===== Supplied material =====
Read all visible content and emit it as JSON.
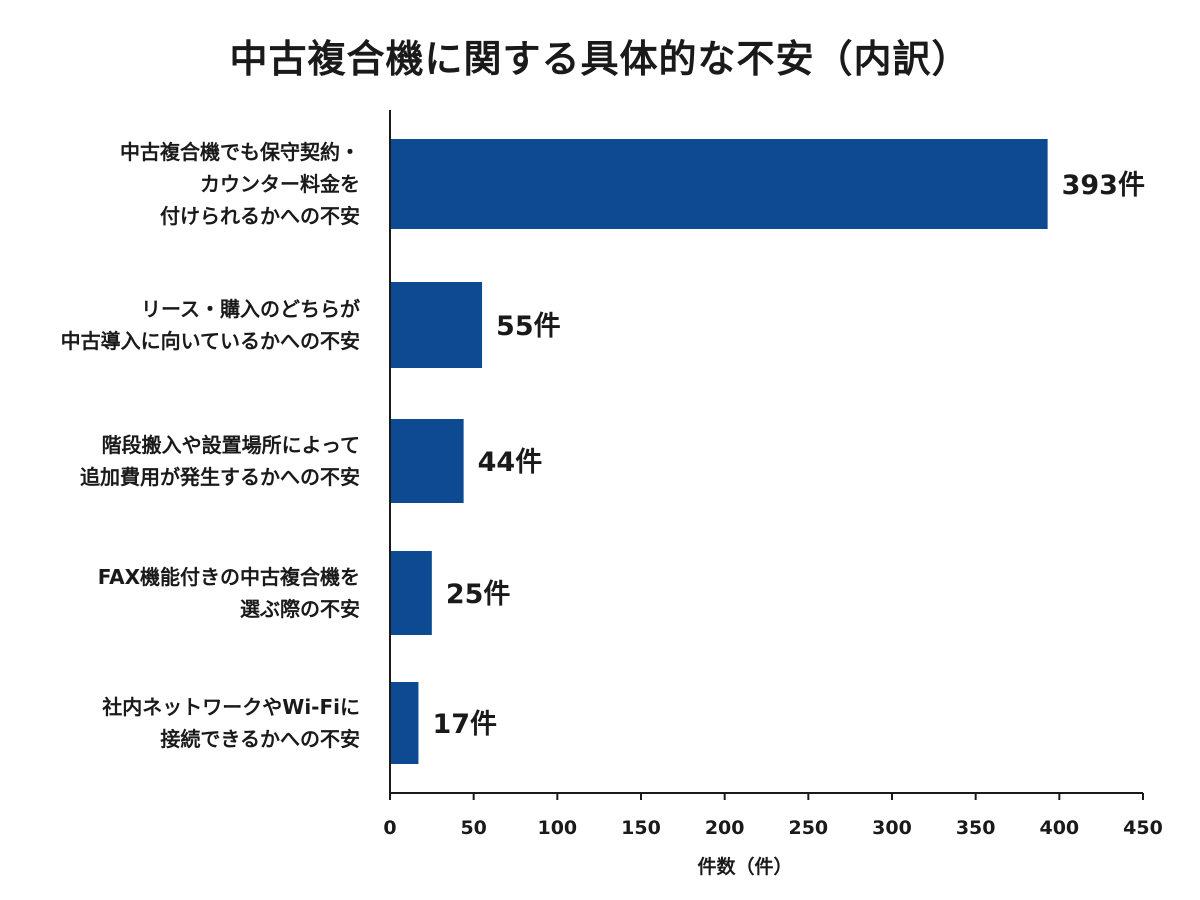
{
  "chart_data": {
    "type": "bar",
    "orientation": "horizontal",
    "title": "中古複合機に関する具体的な不安（内訳）",
    "xlabel": "件数（件）",
    "ylabel": "",
    "xlim": [
      0,
      450
    ],
    "xticks": [
      0,
      50,
      100,
      150,
      200,
      250,
      300,
      350,
      400,
      450
    ],
    "grid": false,
    "bar_color": "#0d4a92",
    "categories": [
      [
        "中古複合機でも保守契約・",
        "カウンター料金を",
        "付けられるかへの不安"
      ],
      [
        "リース・購入のどちらが",
        "中古導入に向いているかへの不安"
      ],
      [
        "階段搬入や設置場所によって",
        "追加費用が発生するかへの不安"
      ],
      [
        "FAX機能付きの中古複合機を",
        "選ぶ際の不安"
      ],
      [
        "社内ネットワークやWi-Fiに",
        "接続できるかへの不安"
      ]
    ],
    "values": [
      393,
      55,
      44,
      25,
      17
    ],
    "value_labels": [
      "393件",
      "55件",
      "44件",
      "25件",
      "17件"
    ]
  }
}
=====
Task requirements
Make an exact copy of the listing above. Do not include the pictures.

The solution
Read all visible content and emit it as JSON.
{
  "chart_data": {
    "type": "bar",
    "orientation": "horizontal",
    "title": "中古複合機に関する具体的な不安（内訳）",
    "xlabel": "件数（件）",
    "ylabel": "",
    "xlim": [
      0,
      450
    ],
    "xticks": [
      0,
      50,
      100,
      150,
      200,
      250,
      300,
      350,
      400,
      450
    ],
    "grid": false,
    "bar_color": "#0d4a92",
    "categories": [
      [
        "中古複合機でも保守契約・",
        "カウンター料金を",
        "付けられるかへの不安"
      ],
      [
        "リース・購入のどちらが",
        "中古導入に向いているかへの不安"
      ],
      [
        "階段搬入や設置場所によって",
        "追加費用が発生するかへの不安"
      ],
      [
        "FAX機能付きの中古複合機を",
        "選ぶ際の不安"
      ],
      [
        "社内ネットワークやWi-Fiに",
        "接続できるかへの不安"
      ]
    ],
    "values": [
      393,
      55,
      44,
      25,
      17
    ],
    "value_labels": [
      "393件",
      "55件",
      "44件",
      "25件",
      "17件"
    ]
  }
}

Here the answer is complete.